[Exercise]
All entries should be output exactly as they stand.

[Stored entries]

=-=-=-=-=

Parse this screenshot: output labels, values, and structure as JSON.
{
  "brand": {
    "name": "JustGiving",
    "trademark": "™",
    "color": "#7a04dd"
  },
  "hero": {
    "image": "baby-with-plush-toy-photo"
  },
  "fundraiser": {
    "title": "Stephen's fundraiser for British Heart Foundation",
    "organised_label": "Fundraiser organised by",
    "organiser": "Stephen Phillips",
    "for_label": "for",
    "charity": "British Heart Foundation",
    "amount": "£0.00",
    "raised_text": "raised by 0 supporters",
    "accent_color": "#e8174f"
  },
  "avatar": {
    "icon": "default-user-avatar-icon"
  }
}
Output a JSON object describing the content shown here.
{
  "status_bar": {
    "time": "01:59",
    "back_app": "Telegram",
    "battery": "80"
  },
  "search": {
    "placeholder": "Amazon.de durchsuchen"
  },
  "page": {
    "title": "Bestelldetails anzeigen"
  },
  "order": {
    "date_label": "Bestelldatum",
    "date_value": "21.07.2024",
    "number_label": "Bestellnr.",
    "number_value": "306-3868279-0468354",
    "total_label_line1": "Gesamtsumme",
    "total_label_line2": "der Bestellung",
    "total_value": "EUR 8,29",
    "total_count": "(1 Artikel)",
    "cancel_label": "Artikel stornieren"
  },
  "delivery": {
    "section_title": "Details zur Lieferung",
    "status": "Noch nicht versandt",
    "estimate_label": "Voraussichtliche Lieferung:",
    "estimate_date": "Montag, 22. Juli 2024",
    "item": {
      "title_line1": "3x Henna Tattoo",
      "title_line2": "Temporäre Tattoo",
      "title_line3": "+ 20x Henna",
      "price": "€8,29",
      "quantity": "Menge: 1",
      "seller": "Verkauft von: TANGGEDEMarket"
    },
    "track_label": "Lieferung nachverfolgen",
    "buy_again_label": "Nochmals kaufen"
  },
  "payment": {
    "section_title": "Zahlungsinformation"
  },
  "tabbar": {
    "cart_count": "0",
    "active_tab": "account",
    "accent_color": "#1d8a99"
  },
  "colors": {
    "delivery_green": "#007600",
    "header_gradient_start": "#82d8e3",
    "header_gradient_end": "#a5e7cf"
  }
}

=-=-=-=-=

[Task solution]
Parse this screenshot: output labels, values, and structure as JSON.
{
  "brand": {
    "name": "JustGiving",
    "trademark": "™",
    "color": "#7a04dd"
  },
  "hero": {
    "image": "baby-with-plush-toy-photo"
  },
  "fundraiser": {
    "title": "Stephen's fundraiser for British Heart Foundation",
    "organised_label": "Fundraiser organised by",
    "organiser": "Stephen Phillips",
    "for_label": "for",
    "charity": "British Heart Foundation",
    "amount": "£0.00",
    "raised_text": "raised by 0 supporters",
    "accent_color": "#e8174f"
  },
  "avatar": {
    "icon": "default-user-avatar-icon"
  }
}
Output a JSON object describing the content shown here.
{
  "status_bar": {
    "time": "01:59",
    "back_app": "Telegram",
    "battery": "80"
  },
  "search": {
    "placeholder": "Amazon.de durchsuchen"
  },
  "page": {
    "title": "Bestelldetails anzeigen"
  },
  "order": {
    "date_label": "Bestelldatum",
    "date_value": "21.07.2024",
    "number_label": "Bestellnr.",
    "number_value": "306-3868279-0468354",
    "total_label_line1": "Gesamtsumme",
    "total_label_line2": "der Bestellung",
    "total_value": "EUR 8,29",
    "total_count": "(1 Artikel)",
    "cancel_label": "Artikel stornieren"
  },
  "delivery": {
    "section_title": "Details zur Lieferung",
    "status": "Noch nicht versandt",
    "estimate_label": "Voraussichtliche Lieferung:",
    "estimate_date": "Montag, 22. Juli 2024",
    "item": {
      "title_line1": "3x Henna Tattoo",
      "title_line2": "Temporäre Tattoo",
      "title_line3": "+ 20x Henna",
      "price": "€8,29",
      "quantity": "Menge: 1",
      "seller": "Verkauft von: TANGGEDEMarket"
    },
    "track_label": "Lieferung nachverfolgen",
    "buy_again_label": "Nochmals kaufen"
  },
  "payment": {
    "section_title": "Zahlungsinformation"
  },
  "tabbar": {
    "cart_count": "0",
    "active_tab": "account",
    "accent_color": "#1d8a99"
  },
  "colors": {
    "delivery_green": "#007600",
    "header_gradient_start": "#82d8e3",
    "header_gradient_end": "#a5e7cf"
  }
}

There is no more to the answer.